* _Written exercise_
Write out every entry, unchanged. Skip any picture.

* _Exercise materials_
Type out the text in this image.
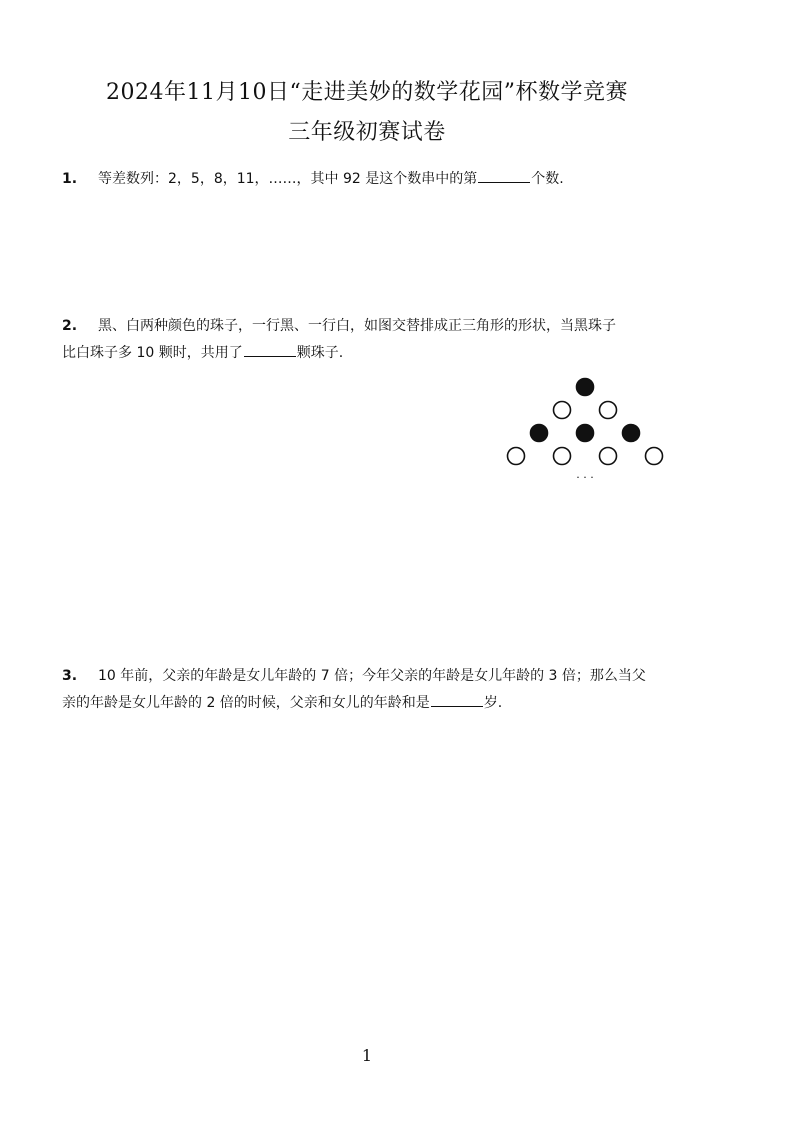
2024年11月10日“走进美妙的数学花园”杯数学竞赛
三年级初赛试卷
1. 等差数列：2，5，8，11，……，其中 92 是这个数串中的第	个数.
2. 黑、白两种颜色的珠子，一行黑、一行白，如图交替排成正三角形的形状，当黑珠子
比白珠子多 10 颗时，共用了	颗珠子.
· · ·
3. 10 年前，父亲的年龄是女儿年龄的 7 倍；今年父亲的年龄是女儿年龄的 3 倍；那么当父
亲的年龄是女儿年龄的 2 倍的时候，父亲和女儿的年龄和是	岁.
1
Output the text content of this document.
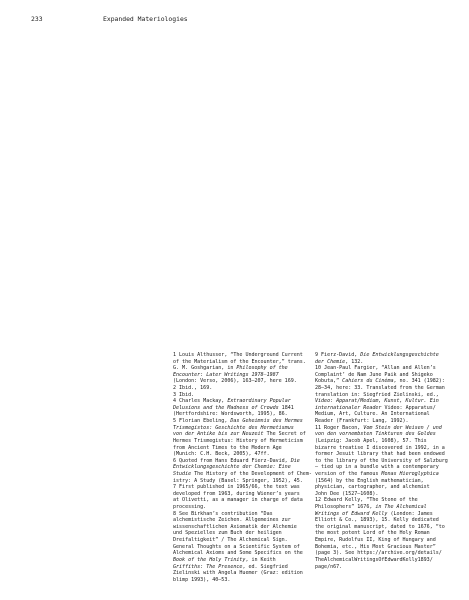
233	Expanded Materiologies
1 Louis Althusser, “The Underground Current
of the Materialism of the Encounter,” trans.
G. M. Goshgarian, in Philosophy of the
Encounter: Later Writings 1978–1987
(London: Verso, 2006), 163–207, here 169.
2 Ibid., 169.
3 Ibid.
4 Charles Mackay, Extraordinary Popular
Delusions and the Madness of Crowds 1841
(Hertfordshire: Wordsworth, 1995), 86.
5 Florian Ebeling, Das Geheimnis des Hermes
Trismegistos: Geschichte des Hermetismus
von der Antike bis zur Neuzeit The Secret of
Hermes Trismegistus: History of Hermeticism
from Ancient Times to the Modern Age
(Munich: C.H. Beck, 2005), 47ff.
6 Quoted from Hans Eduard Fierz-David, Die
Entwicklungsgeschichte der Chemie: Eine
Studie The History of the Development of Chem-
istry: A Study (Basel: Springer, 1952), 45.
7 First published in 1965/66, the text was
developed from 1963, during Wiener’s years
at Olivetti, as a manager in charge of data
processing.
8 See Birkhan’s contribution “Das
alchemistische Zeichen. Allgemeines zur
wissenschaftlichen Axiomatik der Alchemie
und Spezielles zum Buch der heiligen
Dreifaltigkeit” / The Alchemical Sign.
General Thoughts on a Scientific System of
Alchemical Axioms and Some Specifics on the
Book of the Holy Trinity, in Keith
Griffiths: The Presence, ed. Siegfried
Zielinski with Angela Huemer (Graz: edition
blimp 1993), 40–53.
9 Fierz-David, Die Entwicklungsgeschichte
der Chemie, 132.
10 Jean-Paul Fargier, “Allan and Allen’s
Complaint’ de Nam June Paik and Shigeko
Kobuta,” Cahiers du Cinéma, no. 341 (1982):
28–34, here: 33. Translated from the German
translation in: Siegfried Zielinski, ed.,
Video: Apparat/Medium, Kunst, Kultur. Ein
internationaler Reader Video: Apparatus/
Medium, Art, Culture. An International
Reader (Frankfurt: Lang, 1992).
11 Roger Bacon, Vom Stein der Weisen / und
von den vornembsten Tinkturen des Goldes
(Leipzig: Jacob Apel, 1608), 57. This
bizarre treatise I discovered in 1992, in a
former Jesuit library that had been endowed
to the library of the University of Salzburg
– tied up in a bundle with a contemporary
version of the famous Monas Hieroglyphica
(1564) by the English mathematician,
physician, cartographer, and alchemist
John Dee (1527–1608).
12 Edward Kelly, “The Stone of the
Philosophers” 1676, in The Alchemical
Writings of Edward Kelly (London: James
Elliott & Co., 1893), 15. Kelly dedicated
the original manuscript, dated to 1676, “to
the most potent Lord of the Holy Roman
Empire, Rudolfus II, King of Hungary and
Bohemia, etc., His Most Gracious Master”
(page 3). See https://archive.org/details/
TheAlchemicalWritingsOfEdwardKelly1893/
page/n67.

* _Output of the exercise_
Type out the text in this image.
2024年11月10日“走进美妙的数学花园”杯数学竞赛
三年级初赛试卷
1. 等差数列：2，5，8，11，……，其中 92 是这个数串中的第	个数.
2. 黑、白两种颜色的珠子，一行黑、一行白，如图交替排成正三角形的形状，当黑珠子
比白珠子多 10 颗时，共用了	颗珠子.
· · ·
3. 10 年前，父亲的年龄是女儿年龄的 7 倍；今年父亲的年龄是女儿年龄的 3 倍；那么当父
亲的年龄是女儿年龄的 2 倍的时候，父亲和女儿的年龄和是	岁.
1
Output the text content of this document.
233	Expanded Materiologies
1 Louis Althusser, “The Underground Current
of the Materialism of the Encounter,” trans.
G. M. Goshgarian, in Philosophy of the
Encounter: Later Writings 1978–1987
(London: Verso, 2006), 163–207, here 169.
2 Ibid., 169.
3 Ibid.
4 Charles Mackay, Extraordinary Popular
Delusions and the Madness of Crowds 1841
(Hertfordshire: Wordsworth, 1995), 86.
5 Florian Ebeling, Das Geheimnis des Hermes
Trismegistos: Geschichte des Hermetismus
von der Antike bis zur Neuzeit The Secret of
Hermes Trismegistus: History of Hermeticism
from Ancient Times to the Modern Age
(Munich: C.H. Beck, 2005), 47ff.
6 Quoted from Hans Eduard Fierz-David, Die
Entwicklungsgeschichte der Chemie: Eine
Studie The History of the Development of Chem-
istry: A Study (Basel: Springer, 1952), 45.
7 First published in 1965/66, the text was
developed from 1963, during Wiener’s years
at Olivetti, as a manager in charge of data
processing.
8 See Birkhan’s contribution “Das
alchemistische Zeichen. Allgemeines zur
wissenschaftlichen Axiomatik der Alchemie
und Spezielles zum Buch der heiligen
Dreifaltigkeit” / The Alchemical Sign.
General Thoughts on a Scientific System of
Alchemical Axioms and Some Specifics on the
Book of the Holy Trinity, in Keith
Griffiths: The Presence, ed. Siegfried
Zielinski with Angela Huemer (Graz: edition
blimp 1993), 40–53.
9 Fierz-David, Die Entwicklungsgeschichte
der Chemie, 132.
10 Jean-Paul Fargier, “Allan and Allen’s
Complaint’ de Nam June Paik and Shigeko
Kobuta,” Cahiers du Cinéma, no. 341 (1982):
28–34, here: 33. Translated from the German
translation in: Siegfried Zielinski, ed.,
Video: Apparat/Medium, Kunst, Kultur. Ein
internationaler Reader Video: Apparatus/
Medium, Art, Culture. An International
Reader (Frankfurt: Lang, 1992).
11 Roger Bacon, Vom Stein der Weisen / und
von den vornembsten Tinkturen des Goldes
(Leipzig: Jacob Apel, 1608), 57. This
bizarre treatise I discovered in 1992, in a
former Jesuit library that had been endowed
to the library of the University of Salzburg
– tied up in a bundle with a contemporary
version of the famous Monas Hieroglyphica
(1564) by the English mathematician,
physician, cartographer, and alchemist
John Dee (1527–1608).
12 Edward Kelly, “The Stone of the
Philosophers” 1676, in The Alchemical
Writings of Edward Kelly (London: James
Elliott & Co., 1893), 15. Kelly dedicated
the original manuscript, dated to 1676, “to
the most potent Lord of the Holy Roman
Empire, Rudolfus II, King of Hungary and
Bohemia, etc., His Most Gracious Master”
(page 3). See https://archive.org/details/
TheAlchemicalWritingsOfEdwardKelly1893/
page/n67.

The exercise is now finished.